**Records to process**
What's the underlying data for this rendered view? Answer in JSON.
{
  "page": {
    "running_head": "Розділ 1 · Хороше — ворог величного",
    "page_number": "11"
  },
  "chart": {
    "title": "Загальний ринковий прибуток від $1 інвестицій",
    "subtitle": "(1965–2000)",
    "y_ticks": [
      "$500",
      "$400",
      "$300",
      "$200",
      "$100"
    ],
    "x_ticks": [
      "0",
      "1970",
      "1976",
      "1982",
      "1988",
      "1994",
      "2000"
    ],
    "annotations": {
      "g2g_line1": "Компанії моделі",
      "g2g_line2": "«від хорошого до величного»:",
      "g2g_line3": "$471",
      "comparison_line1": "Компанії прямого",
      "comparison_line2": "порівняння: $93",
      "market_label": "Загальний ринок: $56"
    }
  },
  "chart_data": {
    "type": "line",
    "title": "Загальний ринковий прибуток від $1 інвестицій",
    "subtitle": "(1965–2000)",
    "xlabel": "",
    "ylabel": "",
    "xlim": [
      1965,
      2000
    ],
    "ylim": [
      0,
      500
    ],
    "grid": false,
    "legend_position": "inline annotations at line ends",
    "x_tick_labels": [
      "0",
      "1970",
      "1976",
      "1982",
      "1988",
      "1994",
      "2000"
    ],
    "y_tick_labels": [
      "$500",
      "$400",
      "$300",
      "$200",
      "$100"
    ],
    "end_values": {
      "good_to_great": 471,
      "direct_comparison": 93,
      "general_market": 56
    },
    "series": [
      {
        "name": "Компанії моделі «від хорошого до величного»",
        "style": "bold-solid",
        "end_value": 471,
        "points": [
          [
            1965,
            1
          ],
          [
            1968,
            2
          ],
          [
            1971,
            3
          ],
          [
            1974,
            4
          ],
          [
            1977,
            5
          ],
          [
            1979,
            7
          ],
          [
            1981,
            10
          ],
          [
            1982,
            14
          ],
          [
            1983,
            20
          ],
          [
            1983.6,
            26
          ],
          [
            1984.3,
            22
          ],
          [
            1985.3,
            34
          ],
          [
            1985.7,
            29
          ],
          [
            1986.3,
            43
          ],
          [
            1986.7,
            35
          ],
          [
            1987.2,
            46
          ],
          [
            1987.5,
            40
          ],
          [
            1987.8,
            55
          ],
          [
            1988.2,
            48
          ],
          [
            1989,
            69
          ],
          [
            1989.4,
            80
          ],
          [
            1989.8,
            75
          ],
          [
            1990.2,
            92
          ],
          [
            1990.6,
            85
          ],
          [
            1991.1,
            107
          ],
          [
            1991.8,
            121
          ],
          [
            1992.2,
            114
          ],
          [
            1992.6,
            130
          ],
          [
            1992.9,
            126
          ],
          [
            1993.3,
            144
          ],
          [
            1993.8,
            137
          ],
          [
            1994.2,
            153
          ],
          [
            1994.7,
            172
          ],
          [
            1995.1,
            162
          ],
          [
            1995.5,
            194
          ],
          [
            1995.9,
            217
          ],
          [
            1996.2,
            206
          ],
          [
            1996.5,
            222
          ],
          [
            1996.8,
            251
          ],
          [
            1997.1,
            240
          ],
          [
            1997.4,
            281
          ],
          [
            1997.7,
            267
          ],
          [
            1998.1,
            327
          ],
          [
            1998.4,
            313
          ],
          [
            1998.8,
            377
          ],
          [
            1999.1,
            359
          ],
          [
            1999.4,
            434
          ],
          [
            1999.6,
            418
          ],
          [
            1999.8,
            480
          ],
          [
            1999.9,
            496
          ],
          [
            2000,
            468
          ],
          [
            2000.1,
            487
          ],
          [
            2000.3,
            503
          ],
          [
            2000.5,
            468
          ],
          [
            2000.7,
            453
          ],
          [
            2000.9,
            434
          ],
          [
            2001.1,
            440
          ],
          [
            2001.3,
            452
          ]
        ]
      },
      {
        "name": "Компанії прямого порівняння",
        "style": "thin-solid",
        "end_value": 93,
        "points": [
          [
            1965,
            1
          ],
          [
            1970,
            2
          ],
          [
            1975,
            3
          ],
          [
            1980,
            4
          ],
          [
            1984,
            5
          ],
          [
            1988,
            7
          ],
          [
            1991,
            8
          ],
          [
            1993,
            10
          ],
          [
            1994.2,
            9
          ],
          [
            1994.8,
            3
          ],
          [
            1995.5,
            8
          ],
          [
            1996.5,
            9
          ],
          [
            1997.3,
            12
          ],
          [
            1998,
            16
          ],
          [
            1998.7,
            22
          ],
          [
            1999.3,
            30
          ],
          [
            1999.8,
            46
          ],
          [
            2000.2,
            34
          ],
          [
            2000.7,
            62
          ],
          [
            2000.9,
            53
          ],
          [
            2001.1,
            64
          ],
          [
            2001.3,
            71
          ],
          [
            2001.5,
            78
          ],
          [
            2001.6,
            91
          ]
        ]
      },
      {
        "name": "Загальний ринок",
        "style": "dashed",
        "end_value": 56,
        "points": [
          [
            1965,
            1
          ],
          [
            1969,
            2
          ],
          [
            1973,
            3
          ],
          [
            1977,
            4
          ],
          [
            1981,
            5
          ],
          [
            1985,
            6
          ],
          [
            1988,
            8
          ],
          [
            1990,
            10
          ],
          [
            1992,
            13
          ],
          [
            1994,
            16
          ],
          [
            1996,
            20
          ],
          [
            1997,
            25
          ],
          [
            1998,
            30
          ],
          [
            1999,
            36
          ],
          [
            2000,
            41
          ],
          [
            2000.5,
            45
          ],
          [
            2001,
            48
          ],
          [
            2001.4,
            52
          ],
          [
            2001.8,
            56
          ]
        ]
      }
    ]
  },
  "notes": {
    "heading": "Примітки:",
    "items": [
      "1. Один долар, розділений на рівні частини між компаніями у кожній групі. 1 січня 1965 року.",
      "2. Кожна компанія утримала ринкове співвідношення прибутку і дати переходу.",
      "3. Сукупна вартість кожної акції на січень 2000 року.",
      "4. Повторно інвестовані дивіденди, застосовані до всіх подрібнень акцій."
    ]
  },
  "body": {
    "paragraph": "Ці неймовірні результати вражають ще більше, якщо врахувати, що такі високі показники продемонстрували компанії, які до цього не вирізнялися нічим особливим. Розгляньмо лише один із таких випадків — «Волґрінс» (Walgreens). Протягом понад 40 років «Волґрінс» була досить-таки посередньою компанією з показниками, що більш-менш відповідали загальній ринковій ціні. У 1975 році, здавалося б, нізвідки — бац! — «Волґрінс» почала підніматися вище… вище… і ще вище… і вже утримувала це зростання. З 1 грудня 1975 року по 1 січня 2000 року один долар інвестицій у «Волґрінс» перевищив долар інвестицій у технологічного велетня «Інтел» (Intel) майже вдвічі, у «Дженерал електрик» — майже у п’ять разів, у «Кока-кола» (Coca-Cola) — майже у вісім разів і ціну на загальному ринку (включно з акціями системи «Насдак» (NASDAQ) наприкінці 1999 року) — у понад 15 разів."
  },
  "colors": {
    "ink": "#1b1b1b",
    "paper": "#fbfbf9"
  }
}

**Objective**
From the records above, extract each line exactly as shown.

**Exercise answer**
What's the underlying data for this rendered view? Answer in JSON.
{
  "page": {
    "running_head": "Розділ 1 · Хороше — ворог величного",
    "page_number": "11"
  },
  "chart": {
    "title": "Загальний ринковий прибуток від $1 інвестицій",
    "subtitle": "(1965–2000)",
    "y_ticks": [
      "$500",
      "$400",
      "$300",
      "$200",
      "$100"
    ],
    "x_ticks": [
      "0",
      "1970",
      "1976",
      "1982",
      "1988",
      "1994",
      "2000"
    ],
    "annotations": {
      "g2g_line1": "Компанії моделі",
      "g2g_line2": "«від хорошого до величного»:",
      "g2g_line3": "$471",
      "comparison_line1": "Компанії прямого",
      "comparison_line2": "порівняння: $93",
      "market_label": "Загальний ринок: $56"
    }
  },
  "chart_data": {
    "type": "line",
    "title": "Загальний ринковий прибуток від $1 інвестицій",
    "subtitle": "(1965–2000)",
    "xlabel": "",
    "ylabel": "",
    "xlim": [
      1965,
      2000
    ],
    "ylim": [
      0,
      500
    ],
    "grid": false,
    "legend_position": "inline annotations at line ends",
    "x_tick_labels": [
      "0",
      "1970",
      "1976",
      "1982",
      "1988",
      "1994",
      "2000"
    ],
    "y_tick_labels": [
      "$500",
      "$400",
      "$300",
      "$200",
      "$100"
    ],
    "end_values": {
      "good_to_great": 471,
      "direct_comparison": 93,
      "general_market": 56
    },
    "series": [
      {
        "name": "Компанії моделі «від хорошого до величного»",
        "style": "bold-solid",
        "end_value": 471,
        "points": [
          [
            1965,
            1
          ],
          [
            1968,
            2
          ],
          [
            1971,
            3
          ],
          [
            1974,
            4
          ],
          [
            1977,
            5
          ],
          [
            1979,
            7
          ],
          [
            1981,
            10
          ],
          [
            1982,
            14
          ],
          [
            1983,
            20
          ],
          [
            1983.6,
            26
          ],
          [
            1984.3,
            22
          ],
          [
            1985.3,
            34
          ],
          [
            1985.7,
            29
          ],
          [
            1986.3,
            43
          ],
          [
            1986.7,
            35
          ],
          [
            1987.2,
            46
          ],
          [
            1987.5,
            40
          ],
          [
            1987.8,
            55
          ],
          [
            1988.2,
            48
          ],
          [
            1989,
            69
          ],
          [
            1989.4,
            80
          ],
          [
            1989.8,
            75
          ],
          [
            1990.2,
            92
          ],
          [
            1990.6,
            85
          ],
          [
            1991.1,
            107
          ],
          [
            1991.8,
            121
          ],
          [
            1992.2,
            114
          ],
          [
            1992.6,
            130
          ],
          [
            1992.9,
            126
          ],
          [
            1993.3,
            144
          ],
          [
            1993.8,
            137
          ],
          [
            1994.2,
            153
          ],
          [
            1994.7,
            172
          ],
          [
            1995.1,
            162
          ],
          [
            1995.5,
            194
          ],
          [
            1995.9,
            217
          ],
          [
            1996.2,
            206
          ],
          [
            1996.5,
            222
          ],
          [
            1996.8,
            251
          ],
          [
            1997.1,
            240
          ],
          [
            1997.4,
            281
          ],
          [
            1997.7,
            267
          ],
          [
            1998.1,
            327
          ],
          [
            1998.4,
            313
          ],
          [
            1998.8,
            377
          ],
          [
            1999.1,
            359
          ],
          [
            1999.4,
            434
          ],
          [
            1999.6,
            418
          ],
          [
            1999.8,
            480
          ],
          [
            1999.9,
            496
          ],
          [
            2000,
            468
          ],
          [
            2000.1,
            487
          ],
          [
            2000.3,
            503
          ],
          [
            2000.5,
            468
          ],
          [
            2000.7,
            453
          ],
          [
            2000.9,
            434
          ],
          [
            2001.1,
            440
          ],
          [
            2001.3,
            452
          ]
        ]
      },
      {
        "name": "Компанії прямого порівняння",
        "style": "thin-solid",
        "end_value": 93,
        "points": [
          [
            1965,
            1
          ],
          [
            1970,
            2
          ],
          [
            1975,
            3
          ],
          [
            1980,
            4
          ],
          [
            1984,
            5
          ],
          [
            1988,
            7
          ],
          [
            1991,
            8
          ],
          [
            1993,
            10
          ],
          [
            1994.2,
            9
          ],
          [
            1994.8,
            3
          ],
          [
            1995.5,
            8
          ],
          [
            1996.5,
            9
          ],
          [
            1997.3,
            12
          ],
          [
            1998,
            16
          ],
          [
            1998.7,
            22
          ],
          [
            1999.3,
            30
          ],
          [
            1999.8,
            46
          ],
          [
            2000.2,
            34
          ],
          [
            2000.7,
            62
          ],
          [
            2000.9,
            53
          ],
          [
            2001.1,
            64
          ],
          [
            2001.3,
            71
          ],
          [
            2001.5,
            78
          ],
          [
            2001.6,
            91
          ]
        ]
      },
      {
        "name": "Загальний ринок",
        "style": "dashed",
        "end_value": 56,
        "points": [
          [
            1965,
            1
          ],
          [
            1969,
            2
          ],
          [
            1973,
            3
          ],
          [
            1977,
            4
          ],
          [
            1981,
            5
          ],
          [
            1985,
            6
          ],
          [
            1988,
            8
          ],
          [
            1990,
            10
          ],
          [
            1992,
            13
          ],
          [
            1994,
            16
          ],
          [
            1996,
            20
          ],
          [
            1997,
            25
          ],
          [
            1998,
            30
          ],
          [
            1999,
            36
          ],
          [
            2000,
            41
          ],
          [
            2000.5,
            45
          ],
          [
            2001,
            48
          ],
          [
            2001.4,
            52
          ],
          [
            2001.8,
            56
          ]
        ]
      }
    ]
  },
  "notes": {
    "heading": "Примітки:",
    "items": [
      "1. Один долар, розділений на рівні частини між компаніями у кожній групі. 1 січня 1965 року.",
      "2. Кожна компанія утримала ринкове співвідношення прибутку і дати переходу.",
      "3. Сукупна вартість кожної акції на січень 2000 року.",
      "4. Повторно інвестовані дивіденди, застосовані до всіх подрібнень акцій."
    ]
  },
  "body": {
    "paragraph": "Ці неймовірні результати вражають ще більше, якщо врахувати, що такі високі показники продемонстрували компанії, які до цього не вирізнялися нічим особливим. Розгляньмо лише один із таких випадків — «Волґрінс» (Walgreens). Протягом понад 40 років «Волґрінс» була досить-таки посередньою компанією з показниками, що більш-менш відповідали загальній ринковій ціні. У 1975 році, здавалося б, нізвідки — бац! — «Волґрінс» почала підніматися вище… вище… і ще вище… і вже утримувала це зростання. З 1 грудня 1975 року по 1 січня 2000 року один долар інвестицій у «Волґрінс» перевищив долар інвестицій у технологічного велетня «Інтел» (Intel) майже вдвічі, у «Дженерал електрик» — майже у п’ять разів, у «Кока-кола» (Coca-Cola) — майже у вісім разів і ціну на загальному ринку (включно з акціями системи «Насдак» (NASDAQ) наприкінці 1999 року) — у понад 15 разів."
  },
  "colors": {
    "ink": "#1b1b1b",
    "paper": "#fbfbf9"
  }
}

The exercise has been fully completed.